--- DATA SECTION ---

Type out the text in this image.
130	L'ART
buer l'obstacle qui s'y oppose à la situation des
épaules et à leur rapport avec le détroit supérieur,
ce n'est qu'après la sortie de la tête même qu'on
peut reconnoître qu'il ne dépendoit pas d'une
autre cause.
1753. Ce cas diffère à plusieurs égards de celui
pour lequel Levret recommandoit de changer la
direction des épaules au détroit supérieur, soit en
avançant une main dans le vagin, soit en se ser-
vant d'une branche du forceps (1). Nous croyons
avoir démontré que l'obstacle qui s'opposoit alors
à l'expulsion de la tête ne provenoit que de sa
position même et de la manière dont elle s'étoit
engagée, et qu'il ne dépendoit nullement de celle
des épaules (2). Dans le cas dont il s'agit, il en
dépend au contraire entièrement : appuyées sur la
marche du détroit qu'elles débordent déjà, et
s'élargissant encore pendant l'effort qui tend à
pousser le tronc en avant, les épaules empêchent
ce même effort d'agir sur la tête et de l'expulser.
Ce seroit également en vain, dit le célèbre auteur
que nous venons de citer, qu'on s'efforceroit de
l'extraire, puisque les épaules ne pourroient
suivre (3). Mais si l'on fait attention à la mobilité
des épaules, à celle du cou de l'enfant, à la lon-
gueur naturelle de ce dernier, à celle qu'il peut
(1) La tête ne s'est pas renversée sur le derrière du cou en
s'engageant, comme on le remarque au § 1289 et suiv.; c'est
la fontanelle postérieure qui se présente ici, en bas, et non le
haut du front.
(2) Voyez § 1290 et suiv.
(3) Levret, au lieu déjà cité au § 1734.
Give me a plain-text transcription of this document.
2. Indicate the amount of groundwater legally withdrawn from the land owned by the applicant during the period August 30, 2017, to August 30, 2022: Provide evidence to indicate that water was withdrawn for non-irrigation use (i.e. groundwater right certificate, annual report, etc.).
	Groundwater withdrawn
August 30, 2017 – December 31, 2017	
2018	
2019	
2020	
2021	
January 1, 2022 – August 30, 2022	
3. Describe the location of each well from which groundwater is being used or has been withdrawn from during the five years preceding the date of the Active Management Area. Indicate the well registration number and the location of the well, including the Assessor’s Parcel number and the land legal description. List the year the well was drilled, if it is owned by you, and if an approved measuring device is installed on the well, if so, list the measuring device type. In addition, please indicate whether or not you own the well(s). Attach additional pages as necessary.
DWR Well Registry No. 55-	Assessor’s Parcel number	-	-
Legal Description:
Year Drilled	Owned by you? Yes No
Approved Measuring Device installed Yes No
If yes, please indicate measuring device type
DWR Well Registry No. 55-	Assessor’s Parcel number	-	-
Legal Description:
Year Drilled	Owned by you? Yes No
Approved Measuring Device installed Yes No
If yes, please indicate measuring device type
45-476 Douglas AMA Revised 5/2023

--- WRITTEN REQUEST ---
Work through the listing above and report how many lines include the string "dépendoit", with no other text.

--- EXERCISE SOLUTION ---
2